Set exercise
Copy every line of the records below that holds the word "Форносово".

Data entries:

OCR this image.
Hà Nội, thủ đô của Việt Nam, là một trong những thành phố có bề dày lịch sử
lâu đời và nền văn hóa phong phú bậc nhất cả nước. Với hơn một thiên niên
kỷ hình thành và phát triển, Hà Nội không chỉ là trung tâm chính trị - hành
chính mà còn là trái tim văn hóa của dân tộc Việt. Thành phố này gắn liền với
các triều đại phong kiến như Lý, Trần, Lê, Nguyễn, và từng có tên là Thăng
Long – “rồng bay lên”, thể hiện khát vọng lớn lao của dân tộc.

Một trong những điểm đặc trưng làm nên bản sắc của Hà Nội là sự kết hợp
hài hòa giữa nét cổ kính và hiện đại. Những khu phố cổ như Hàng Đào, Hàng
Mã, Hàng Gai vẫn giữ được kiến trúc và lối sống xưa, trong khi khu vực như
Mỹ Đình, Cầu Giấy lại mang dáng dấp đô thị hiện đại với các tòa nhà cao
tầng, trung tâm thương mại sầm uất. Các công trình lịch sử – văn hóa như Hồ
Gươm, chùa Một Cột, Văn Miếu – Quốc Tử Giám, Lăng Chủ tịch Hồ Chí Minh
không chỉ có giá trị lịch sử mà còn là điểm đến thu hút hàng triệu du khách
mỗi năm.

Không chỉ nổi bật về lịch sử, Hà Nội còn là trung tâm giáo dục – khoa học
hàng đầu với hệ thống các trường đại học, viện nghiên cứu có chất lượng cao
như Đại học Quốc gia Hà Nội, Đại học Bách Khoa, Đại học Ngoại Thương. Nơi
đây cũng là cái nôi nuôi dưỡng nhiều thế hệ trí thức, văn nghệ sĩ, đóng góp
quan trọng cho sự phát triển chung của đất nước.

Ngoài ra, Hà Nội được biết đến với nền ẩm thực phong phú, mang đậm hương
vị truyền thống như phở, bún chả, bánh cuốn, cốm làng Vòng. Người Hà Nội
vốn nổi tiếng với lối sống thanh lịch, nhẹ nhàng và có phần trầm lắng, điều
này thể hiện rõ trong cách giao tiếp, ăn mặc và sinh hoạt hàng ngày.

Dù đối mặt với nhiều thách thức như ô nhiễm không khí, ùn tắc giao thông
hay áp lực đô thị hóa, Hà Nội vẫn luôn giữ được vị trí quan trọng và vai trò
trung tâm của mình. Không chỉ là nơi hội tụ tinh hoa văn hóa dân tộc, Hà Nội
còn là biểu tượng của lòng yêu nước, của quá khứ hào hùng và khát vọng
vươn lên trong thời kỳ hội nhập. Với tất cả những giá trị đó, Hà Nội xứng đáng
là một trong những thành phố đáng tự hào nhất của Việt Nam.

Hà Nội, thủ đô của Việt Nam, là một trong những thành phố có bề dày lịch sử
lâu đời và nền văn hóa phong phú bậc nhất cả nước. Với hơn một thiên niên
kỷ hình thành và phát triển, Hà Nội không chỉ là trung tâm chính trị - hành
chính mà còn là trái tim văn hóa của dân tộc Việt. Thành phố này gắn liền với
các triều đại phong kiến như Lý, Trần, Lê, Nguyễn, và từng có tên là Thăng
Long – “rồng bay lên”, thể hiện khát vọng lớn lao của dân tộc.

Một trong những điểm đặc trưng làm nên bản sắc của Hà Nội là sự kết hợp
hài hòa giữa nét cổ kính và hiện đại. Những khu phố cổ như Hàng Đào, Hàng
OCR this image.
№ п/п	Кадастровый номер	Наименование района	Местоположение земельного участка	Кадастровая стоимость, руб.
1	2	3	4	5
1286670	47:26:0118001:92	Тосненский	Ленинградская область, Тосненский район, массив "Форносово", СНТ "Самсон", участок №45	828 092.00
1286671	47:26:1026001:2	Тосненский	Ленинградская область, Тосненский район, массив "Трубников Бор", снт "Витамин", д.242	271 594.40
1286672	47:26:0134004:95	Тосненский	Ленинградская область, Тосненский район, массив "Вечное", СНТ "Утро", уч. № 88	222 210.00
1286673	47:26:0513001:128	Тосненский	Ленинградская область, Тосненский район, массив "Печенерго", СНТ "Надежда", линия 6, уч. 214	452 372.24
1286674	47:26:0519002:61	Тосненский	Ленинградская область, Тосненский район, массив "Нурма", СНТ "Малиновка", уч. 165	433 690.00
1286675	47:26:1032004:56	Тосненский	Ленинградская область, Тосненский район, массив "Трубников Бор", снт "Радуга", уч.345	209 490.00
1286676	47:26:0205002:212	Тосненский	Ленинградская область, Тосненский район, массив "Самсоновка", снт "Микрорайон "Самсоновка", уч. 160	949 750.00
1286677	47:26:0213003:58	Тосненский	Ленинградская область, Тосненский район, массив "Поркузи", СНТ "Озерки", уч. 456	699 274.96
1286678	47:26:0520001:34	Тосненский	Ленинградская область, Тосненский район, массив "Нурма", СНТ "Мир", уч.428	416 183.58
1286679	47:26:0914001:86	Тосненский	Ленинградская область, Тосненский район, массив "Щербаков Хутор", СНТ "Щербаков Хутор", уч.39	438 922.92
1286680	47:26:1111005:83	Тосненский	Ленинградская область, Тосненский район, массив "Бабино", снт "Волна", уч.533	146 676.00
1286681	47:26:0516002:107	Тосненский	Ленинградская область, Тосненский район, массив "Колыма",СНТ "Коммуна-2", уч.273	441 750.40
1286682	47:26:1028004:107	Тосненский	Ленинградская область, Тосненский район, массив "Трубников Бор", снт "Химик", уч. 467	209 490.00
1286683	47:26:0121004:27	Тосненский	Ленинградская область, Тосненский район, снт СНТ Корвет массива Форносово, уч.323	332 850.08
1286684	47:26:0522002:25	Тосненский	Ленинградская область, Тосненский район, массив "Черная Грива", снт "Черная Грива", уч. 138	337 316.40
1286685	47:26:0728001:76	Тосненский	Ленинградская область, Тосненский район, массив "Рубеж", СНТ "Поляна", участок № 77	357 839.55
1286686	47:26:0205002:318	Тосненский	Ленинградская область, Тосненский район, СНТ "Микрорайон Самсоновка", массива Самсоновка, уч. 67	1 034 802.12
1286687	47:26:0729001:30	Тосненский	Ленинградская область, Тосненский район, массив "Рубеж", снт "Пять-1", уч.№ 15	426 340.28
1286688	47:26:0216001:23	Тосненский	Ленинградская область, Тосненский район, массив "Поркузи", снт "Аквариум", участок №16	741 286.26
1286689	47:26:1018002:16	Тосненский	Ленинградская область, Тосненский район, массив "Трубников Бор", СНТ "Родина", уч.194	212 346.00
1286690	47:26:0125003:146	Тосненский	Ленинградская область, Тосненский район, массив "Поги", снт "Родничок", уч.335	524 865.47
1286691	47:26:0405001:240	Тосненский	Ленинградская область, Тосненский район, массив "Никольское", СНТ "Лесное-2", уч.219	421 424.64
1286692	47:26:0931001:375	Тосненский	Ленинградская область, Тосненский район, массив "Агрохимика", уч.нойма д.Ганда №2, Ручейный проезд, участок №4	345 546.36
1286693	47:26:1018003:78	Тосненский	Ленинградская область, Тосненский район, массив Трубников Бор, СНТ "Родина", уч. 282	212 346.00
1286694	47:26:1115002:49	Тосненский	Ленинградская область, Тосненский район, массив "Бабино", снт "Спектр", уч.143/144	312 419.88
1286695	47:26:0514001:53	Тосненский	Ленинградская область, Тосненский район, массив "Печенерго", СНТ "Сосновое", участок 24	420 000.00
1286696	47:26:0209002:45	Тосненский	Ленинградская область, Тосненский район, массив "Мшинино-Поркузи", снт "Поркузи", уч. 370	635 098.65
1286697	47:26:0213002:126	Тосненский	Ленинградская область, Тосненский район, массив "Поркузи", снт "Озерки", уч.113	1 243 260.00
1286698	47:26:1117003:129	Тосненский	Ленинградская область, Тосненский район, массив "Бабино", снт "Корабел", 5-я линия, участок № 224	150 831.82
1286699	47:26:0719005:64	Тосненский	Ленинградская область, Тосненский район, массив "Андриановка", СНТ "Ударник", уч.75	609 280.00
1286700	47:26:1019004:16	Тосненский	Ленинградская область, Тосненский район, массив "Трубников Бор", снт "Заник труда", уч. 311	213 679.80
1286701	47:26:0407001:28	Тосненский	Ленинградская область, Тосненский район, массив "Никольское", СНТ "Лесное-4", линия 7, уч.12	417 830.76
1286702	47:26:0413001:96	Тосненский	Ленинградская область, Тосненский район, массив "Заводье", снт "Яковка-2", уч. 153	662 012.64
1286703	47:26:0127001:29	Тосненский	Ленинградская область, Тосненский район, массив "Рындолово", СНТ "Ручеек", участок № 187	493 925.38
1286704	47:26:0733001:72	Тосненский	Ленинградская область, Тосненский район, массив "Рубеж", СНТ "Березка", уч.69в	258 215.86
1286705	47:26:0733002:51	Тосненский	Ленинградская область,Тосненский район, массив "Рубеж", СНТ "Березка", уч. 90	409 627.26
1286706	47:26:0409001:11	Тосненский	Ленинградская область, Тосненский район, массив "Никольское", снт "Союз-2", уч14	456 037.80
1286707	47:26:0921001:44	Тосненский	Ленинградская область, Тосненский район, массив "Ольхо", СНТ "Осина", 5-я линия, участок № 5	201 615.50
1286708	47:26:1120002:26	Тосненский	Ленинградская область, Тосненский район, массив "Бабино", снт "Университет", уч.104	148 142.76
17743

Answer
1286670	47:26:0118001:92	Тосненский	Ленинградская область, Тосненский район, массив "Форносово", СНТ "Самсон", участок №45	828 092.00
1286683	47:26:0121004:27	Тосненский	Ленинградская область, Тосненский район, снт СНТ Корвет массива Форносово, уч.323	332 850.08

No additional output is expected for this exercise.